● **YOUR TASK**
From the listing below, return each line that includes "Stratified".

[Figure collection entries]
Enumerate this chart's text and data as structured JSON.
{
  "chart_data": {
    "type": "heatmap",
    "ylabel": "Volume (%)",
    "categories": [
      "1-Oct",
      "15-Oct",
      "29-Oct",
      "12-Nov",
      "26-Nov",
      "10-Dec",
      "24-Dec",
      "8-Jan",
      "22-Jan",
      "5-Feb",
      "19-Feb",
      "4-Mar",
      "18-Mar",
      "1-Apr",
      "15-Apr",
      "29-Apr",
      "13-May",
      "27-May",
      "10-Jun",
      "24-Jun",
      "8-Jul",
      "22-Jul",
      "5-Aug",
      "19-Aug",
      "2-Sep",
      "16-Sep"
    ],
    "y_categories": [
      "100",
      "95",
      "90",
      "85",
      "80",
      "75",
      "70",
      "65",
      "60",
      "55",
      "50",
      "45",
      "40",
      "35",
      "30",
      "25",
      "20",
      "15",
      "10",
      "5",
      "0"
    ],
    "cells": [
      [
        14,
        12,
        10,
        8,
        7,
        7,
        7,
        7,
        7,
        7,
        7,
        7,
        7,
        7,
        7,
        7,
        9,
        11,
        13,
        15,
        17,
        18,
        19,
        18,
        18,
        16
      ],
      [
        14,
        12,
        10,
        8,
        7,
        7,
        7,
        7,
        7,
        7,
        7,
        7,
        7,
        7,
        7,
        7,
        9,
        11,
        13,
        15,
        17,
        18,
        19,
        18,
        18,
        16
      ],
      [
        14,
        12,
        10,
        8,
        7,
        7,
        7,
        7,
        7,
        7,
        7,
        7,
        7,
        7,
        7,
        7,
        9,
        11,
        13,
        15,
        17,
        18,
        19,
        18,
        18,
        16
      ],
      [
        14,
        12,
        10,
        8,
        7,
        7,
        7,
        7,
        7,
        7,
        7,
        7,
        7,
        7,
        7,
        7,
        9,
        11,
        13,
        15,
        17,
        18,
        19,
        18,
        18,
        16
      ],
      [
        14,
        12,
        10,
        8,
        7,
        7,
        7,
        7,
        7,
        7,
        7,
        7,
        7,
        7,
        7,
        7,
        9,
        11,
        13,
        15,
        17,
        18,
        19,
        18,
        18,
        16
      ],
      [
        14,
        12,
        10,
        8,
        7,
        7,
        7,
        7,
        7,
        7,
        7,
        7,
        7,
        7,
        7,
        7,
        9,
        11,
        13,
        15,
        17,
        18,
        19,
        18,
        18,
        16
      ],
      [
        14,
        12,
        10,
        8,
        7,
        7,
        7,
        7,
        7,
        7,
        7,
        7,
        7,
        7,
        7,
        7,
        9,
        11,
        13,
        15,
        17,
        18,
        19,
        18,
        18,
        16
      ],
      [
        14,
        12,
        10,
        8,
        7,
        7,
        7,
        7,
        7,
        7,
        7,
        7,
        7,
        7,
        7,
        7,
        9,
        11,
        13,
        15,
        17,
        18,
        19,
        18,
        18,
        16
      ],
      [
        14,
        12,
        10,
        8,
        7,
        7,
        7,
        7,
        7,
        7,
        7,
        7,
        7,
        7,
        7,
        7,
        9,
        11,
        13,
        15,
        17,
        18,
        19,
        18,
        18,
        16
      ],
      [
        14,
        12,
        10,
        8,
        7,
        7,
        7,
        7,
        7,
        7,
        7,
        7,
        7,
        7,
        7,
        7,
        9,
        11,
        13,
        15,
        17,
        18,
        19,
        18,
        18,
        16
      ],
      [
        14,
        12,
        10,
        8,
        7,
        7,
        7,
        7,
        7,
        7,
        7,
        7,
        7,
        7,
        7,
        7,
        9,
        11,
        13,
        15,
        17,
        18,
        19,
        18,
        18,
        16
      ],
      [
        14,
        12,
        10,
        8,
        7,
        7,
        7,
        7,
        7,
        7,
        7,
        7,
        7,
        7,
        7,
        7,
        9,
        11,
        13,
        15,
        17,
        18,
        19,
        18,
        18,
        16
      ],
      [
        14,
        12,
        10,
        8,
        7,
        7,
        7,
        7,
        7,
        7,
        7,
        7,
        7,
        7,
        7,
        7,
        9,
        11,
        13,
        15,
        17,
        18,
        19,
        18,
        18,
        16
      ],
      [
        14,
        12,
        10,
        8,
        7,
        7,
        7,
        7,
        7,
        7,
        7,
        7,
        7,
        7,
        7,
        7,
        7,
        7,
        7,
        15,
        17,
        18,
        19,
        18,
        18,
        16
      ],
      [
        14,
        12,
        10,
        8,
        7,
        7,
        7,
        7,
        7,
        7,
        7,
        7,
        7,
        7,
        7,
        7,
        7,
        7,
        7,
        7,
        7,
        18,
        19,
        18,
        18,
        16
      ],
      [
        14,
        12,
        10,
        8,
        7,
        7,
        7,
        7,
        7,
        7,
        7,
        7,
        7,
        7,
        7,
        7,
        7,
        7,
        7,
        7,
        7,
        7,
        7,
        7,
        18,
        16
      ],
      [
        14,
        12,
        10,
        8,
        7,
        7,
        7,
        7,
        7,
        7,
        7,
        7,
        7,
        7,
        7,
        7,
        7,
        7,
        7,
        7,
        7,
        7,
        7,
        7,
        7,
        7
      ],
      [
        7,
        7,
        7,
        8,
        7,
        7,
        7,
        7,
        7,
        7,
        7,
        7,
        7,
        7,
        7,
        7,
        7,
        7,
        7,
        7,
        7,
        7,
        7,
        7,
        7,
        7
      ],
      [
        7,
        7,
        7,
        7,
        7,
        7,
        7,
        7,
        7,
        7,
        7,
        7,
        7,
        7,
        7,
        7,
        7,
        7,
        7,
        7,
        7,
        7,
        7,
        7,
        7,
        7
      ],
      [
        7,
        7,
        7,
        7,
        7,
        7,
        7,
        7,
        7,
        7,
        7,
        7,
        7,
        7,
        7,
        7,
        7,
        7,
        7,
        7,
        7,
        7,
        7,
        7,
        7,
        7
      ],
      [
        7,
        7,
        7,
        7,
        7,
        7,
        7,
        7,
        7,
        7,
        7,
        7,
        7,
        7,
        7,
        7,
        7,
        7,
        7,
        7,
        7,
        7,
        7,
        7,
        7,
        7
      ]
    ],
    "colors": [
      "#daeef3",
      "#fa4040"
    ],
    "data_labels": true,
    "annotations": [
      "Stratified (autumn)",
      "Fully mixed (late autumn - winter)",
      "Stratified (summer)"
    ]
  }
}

● **EXERCISE ANSWER**
      "Stratified (autumn)",
      "Stratified (summer)"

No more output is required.